Required action
The answer must consist of every line in the records below that contains the string "prime".

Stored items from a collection
- Opening Delimiter -

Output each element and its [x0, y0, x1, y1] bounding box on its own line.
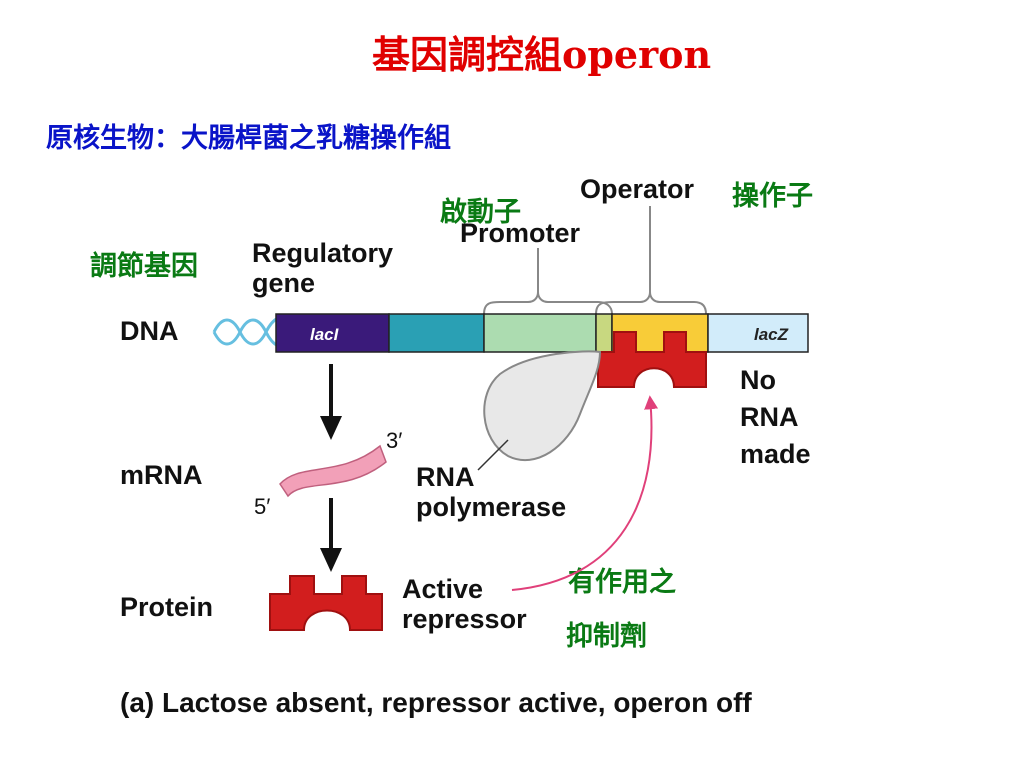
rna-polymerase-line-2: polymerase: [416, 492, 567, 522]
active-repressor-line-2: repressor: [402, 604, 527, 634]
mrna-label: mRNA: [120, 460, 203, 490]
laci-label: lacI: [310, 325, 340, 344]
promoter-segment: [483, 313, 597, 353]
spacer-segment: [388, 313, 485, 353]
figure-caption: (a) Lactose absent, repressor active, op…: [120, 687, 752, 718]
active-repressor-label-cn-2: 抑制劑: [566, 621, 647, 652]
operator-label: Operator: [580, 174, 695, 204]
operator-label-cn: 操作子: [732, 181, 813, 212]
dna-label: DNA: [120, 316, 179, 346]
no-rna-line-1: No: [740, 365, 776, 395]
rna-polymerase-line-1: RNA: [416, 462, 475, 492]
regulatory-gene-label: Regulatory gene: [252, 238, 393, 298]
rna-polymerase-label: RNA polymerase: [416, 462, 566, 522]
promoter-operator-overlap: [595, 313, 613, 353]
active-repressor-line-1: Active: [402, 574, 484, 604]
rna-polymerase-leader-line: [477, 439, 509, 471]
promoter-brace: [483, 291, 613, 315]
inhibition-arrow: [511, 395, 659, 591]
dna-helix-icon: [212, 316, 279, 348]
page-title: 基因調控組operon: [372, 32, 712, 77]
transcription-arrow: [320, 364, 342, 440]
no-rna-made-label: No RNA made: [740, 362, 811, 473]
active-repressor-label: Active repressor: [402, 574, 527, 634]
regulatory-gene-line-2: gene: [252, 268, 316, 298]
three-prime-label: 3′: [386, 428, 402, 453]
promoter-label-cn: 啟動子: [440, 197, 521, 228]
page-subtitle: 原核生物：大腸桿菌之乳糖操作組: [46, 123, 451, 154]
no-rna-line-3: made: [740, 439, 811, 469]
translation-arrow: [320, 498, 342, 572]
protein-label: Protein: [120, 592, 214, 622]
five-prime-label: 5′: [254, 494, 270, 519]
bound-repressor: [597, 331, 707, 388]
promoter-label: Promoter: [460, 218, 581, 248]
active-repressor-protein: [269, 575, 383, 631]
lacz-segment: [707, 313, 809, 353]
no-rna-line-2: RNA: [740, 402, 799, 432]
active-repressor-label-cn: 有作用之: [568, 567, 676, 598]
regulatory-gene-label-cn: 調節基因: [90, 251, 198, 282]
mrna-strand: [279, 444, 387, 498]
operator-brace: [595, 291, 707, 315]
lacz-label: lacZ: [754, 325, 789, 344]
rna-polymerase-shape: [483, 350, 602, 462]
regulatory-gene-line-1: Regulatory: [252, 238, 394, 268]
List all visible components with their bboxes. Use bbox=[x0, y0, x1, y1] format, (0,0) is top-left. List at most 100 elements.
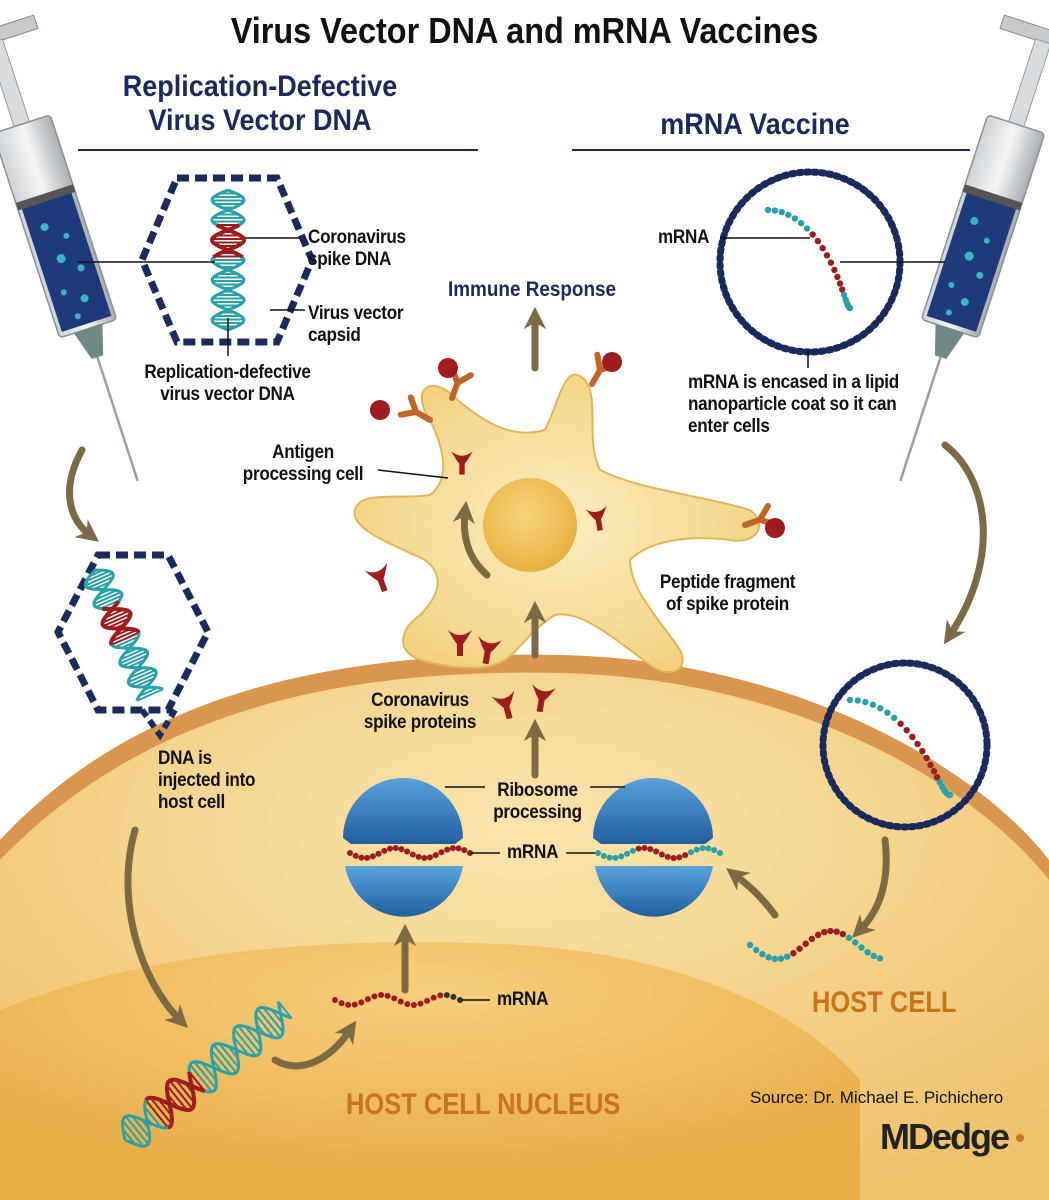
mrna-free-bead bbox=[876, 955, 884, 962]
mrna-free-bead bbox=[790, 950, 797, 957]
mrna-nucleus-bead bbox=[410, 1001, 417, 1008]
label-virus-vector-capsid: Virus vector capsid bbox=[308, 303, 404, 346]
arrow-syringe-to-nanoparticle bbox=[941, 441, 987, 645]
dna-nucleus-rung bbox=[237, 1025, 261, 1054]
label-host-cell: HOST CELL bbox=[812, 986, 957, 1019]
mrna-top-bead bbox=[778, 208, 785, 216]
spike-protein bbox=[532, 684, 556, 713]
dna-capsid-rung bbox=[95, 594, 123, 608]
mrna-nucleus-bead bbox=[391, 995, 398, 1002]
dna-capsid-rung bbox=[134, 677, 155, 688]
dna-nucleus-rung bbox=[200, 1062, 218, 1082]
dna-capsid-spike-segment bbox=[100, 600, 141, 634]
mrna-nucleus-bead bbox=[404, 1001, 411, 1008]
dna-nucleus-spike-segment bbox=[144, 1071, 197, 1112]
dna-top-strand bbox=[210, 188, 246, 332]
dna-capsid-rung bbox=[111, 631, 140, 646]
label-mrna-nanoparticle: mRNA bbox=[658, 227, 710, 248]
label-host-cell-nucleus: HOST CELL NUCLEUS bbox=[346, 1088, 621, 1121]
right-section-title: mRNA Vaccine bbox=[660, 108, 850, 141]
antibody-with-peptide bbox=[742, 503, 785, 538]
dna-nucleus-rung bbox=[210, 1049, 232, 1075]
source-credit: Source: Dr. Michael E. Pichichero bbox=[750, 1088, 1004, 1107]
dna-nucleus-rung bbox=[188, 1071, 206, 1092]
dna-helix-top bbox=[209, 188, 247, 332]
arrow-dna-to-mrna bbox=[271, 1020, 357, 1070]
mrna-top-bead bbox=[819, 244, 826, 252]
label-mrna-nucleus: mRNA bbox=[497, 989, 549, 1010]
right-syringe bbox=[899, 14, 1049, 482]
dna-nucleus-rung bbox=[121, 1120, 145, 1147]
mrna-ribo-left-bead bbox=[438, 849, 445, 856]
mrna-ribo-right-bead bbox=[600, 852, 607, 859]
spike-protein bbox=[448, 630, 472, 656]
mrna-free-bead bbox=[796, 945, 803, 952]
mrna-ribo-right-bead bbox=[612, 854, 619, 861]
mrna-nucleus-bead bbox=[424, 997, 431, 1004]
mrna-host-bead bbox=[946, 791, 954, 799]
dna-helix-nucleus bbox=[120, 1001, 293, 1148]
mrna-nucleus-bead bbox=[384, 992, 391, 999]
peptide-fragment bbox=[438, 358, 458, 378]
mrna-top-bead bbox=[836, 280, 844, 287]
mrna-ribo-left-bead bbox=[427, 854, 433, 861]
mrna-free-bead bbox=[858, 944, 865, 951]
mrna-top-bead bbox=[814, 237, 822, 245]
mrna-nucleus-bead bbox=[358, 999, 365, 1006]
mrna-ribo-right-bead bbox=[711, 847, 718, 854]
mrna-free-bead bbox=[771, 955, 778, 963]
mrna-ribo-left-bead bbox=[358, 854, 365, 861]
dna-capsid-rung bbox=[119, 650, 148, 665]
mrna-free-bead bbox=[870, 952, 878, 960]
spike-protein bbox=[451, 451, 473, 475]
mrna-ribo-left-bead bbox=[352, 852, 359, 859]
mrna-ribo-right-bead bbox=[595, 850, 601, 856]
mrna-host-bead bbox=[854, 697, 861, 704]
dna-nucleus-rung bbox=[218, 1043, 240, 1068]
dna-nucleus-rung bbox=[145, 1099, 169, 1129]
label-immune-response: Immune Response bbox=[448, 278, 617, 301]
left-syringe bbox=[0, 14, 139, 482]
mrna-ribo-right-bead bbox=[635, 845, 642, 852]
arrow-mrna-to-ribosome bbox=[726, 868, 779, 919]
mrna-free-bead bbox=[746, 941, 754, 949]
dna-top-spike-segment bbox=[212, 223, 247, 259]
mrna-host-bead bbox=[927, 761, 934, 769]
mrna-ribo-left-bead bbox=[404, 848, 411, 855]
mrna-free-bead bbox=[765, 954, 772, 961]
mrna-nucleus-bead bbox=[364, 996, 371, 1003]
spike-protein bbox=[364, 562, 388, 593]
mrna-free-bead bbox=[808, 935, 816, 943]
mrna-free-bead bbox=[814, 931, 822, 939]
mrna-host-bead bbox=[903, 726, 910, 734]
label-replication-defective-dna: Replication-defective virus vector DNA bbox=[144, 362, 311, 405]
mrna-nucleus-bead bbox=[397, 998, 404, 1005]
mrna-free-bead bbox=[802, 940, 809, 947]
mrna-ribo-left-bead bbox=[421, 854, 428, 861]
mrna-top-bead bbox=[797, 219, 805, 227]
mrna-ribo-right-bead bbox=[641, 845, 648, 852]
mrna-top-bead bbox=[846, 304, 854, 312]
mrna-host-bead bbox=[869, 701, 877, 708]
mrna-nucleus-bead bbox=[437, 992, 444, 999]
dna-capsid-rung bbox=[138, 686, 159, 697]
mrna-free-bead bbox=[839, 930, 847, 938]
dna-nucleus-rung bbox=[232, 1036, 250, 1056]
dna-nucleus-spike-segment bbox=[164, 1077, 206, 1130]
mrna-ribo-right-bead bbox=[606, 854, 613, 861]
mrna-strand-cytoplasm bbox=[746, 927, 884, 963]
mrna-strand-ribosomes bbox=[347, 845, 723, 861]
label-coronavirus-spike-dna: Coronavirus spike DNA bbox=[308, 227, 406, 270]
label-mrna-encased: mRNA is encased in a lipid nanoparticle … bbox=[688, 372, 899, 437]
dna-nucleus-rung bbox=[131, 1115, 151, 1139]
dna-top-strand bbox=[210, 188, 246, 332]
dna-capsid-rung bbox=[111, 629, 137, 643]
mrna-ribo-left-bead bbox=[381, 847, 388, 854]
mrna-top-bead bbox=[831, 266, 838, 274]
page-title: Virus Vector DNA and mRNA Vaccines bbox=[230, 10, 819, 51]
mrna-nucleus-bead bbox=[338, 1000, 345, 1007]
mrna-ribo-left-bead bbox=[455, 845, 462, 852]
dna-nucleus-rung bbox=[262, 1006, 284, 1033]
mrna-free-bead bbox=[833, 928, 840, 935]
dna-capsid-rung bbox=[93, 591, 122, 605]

- Closing Delimiter -

Worked solution
three-prime-label: 3′: [386, 428, 402, 453]
five-prime-label: 5′: [254, 494, 270, 519]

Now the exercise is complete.